▸ Exercise details: Repeat the entries below exactly as they appear, with no pictures.

▸ Data shown:
%%

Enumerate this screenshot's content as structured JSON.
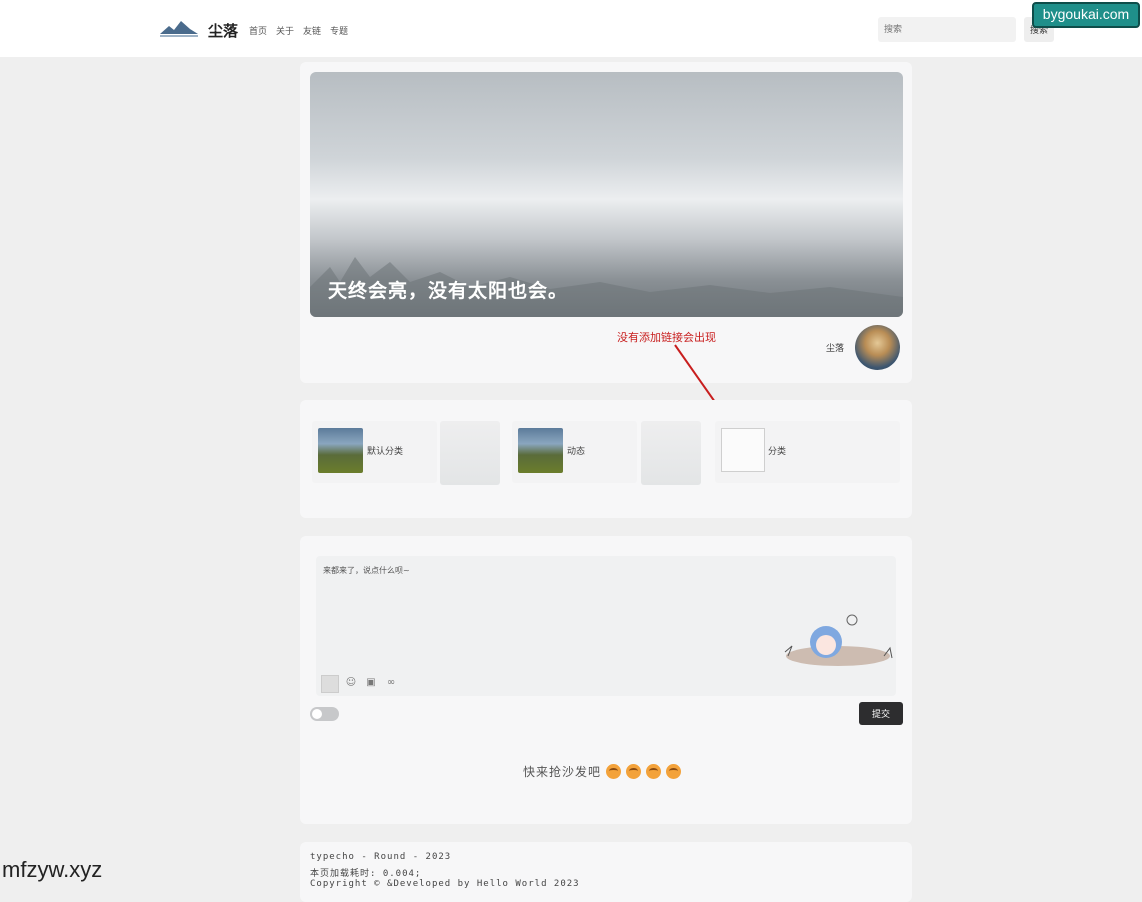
{
  "header": {
    "site_name": "尘落",
    "nav": [
      "首页",
      "关于",
      "友链",
      "专题"
    ],
    "search_placeholder": "搜索",
    "search_button": "搜索"
  },
  "watermarks": {
    "top_right": "bygoukai.com",
    "bottom_left": "mfzyw.xyz"
  },
  "hero": {
    "title": "天终会亮，没有太阳也会。"
  },
  "annotation": "没有添加链接会出现",
  "author": {
    "name": "尘落"
  },
  "categories": [
    {
      "label": "默认分类"
    },
    {
      "label": "动态"
    },
    {
      "label": "分类"
    }
  ],
  "comment": {
    "placeholder": "来都来了，说点什么呗~",
    "submit": "提交",
    "empty_text": "快来抢沙发吧"
  },
  "footer": {
    "line1": "typecho - Round - 2023",
    "line2": "本页加载耗时: 0.004;",
    "line3": "Copyright © &Developed by Hello World 2023"
  },
  "colors": {
    "accent": "#2d2d2f",
    "annotation": "#c81e1e",
    "badge": "#1f8f8a"
  }
}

%%

▸ Expected answer:
Enumerate this screenshot's content as structured JSON.
{
  "header": {
    "site_name": "尘落",
    "nav": [
      "首页",
      "关于",
      "友链",
      "专题"
    ],
    "search_placeholder": "搜索",
    "search_button": "搜索"
  },
  "watermarks": {
    "top_right": "bygoukai.com",
    "bottom_left": "mfzyw.xyz"
  },
  "hero": {
    "title": "天终会亮，没有太阳也会。"
  },
  "annotation": "没有添加链接会出现",
  "author": {
    "name": "尘落"
  },
  "categories": [
    {
      "label": "默认分类"
    },
    {
      "label": "动态"
    },
    {
      "label": "分类"
    }
  ],
  "comment": {
    "placeholder": "来都来了，说点什么呗~",
    "submit": "提交",
    "empty_text": "快来抢沙发吧"
  },
  "footer": {
    "line1": "typecho - Round - 2023",
    "line2": "本页加载耗时: 0.004;",
    "line3": "Copyright © &Developed by Hello World 2023"
  },
  "colors": {
    "accent": "#2d2d2f",
    "annotation": "#c81e1e",
    "badge": "#1f8f8a"
  }
}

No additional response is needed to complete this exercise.